> **Work instructions**
Will you output the entries below exactly, skipping every image they contain?

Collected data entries
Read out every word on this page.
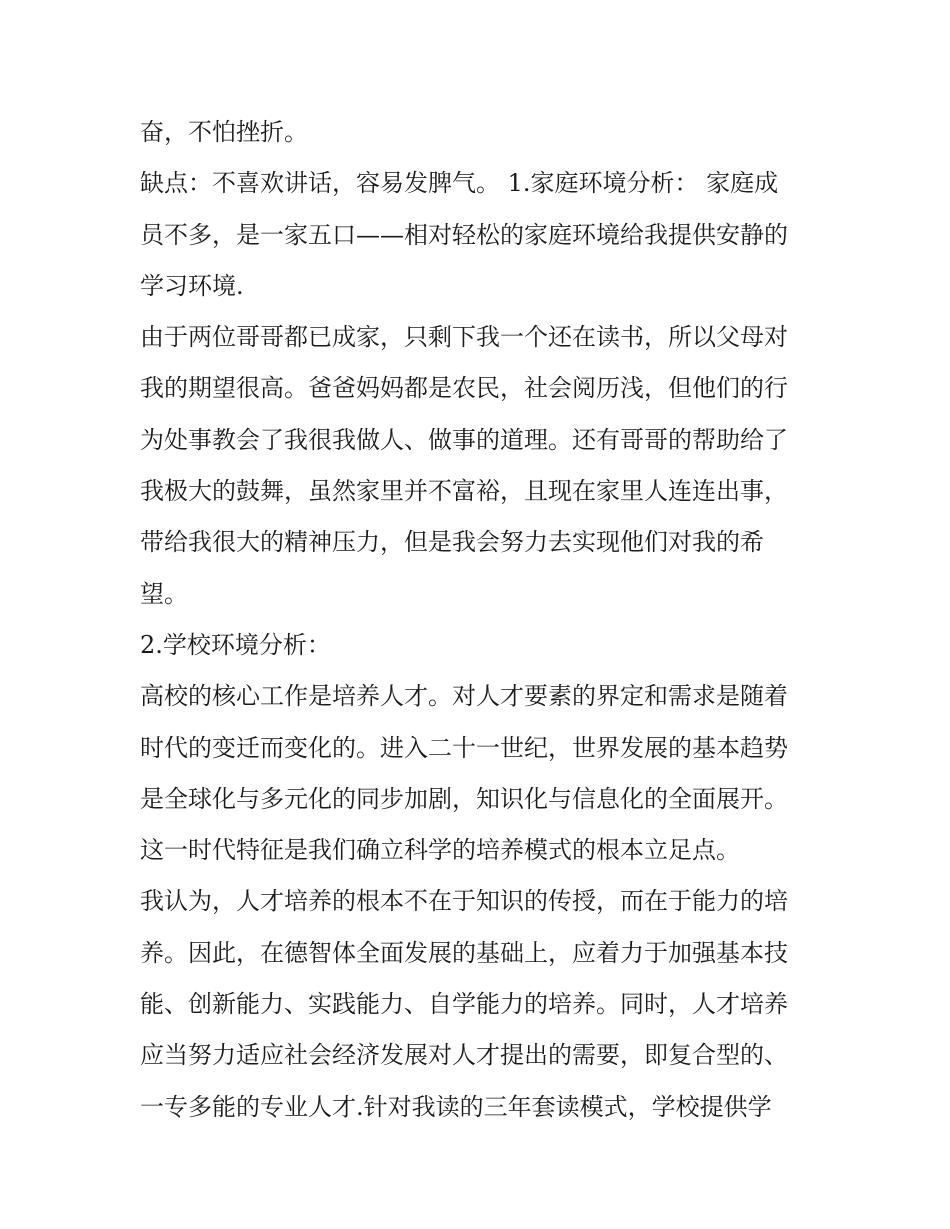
奋，不怕挫折。
缺点：不喜欢讲话，容易发脾气。 1.家庭环境分析： 家庭成
员不多，是一家五口——相对轻松的家庭环境给我提供安静的
学习环境.
由于两位哥哥都已成家，只剩下我一个还在读书，所以父母对
我的期望很高。爸爸妈妈都是农民，社会阅历浅，但他们的行
为处事教会了我很我做人、做事的道理。还有哥哥的帮助给了
我极大的鼓舞，虽然家里并不富裕，且现在家里人连连出事，
带给我很大的精神压力，但是我会努力去实现他们对我的希
望。
2.学校环境分析：
高校的核心工作是培养人才。对人才要素的界定和需求是随着
时代的变迁而变化的。进入二十一世纪，世界发展的基本趋势
是全球化与多元化的同步加剧，知识化与信息化的全面展开。
这一时代特征是我们确立科学的培养模式的根本立足点。
我认为，人才培养的根本不在于知识的传授，而在于能力的培
养。因此，在德智体全面发展的基础上，应着力于加强基本技
能、创新能力、实践能力、自学能力的培养。同时，人才培养
应当努力适应社会经济发展对人才提出的需要，即复合型的、
一专多能的专业人才.针对我读的三年套读模式，学校提供学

> **Worked answer**
Read out every word on this page.
奋，不怕挫折。
缺点：不喜欢讲话，容易发脾气。 1.家庭环境分析： 家庭成
员不多，是一家五口——相对轻松的家庭环境给我提供安静的
学习环境.
由于两位哥哥都已成家，只剩下我一个还在读书，所以父母对
我的期望很高。爸爸妈妈都是农民，社会阅历浅，但他们的行
为处事教会了我很我做人、做事的道理。还有哥哥的帮助给了
我极大的鼓舞，虽然家里并不富裕，且现在家里人连连出事，
带给我很大的精神压力，但是我会努力去实现他们对我的希
望。
2.学校环境分析：
高校的核心工作是培养人才。对人才要素的界定和需求是随着
时代的变迁而变化的。进入二十一世纪，世界发展的基本趋势
是全球化与多元化的同步加剧，知识化与信息化的全面展开。
这一时代特征是我们确立科学的培养模式的根本立足点。
我认为，人才培养的根本不在于知识的传授，而在于能力的培
养。因此，在德智体全面发展的基础上，应着力于加强基本技
能、创新能力、实践能力、自学能力的培养。同时，人才培养
应当努力适应社会经济发展对人才提出的需要，即复合型的、
一专多能的专业人才.针对我读的三年套读模式，学校提供学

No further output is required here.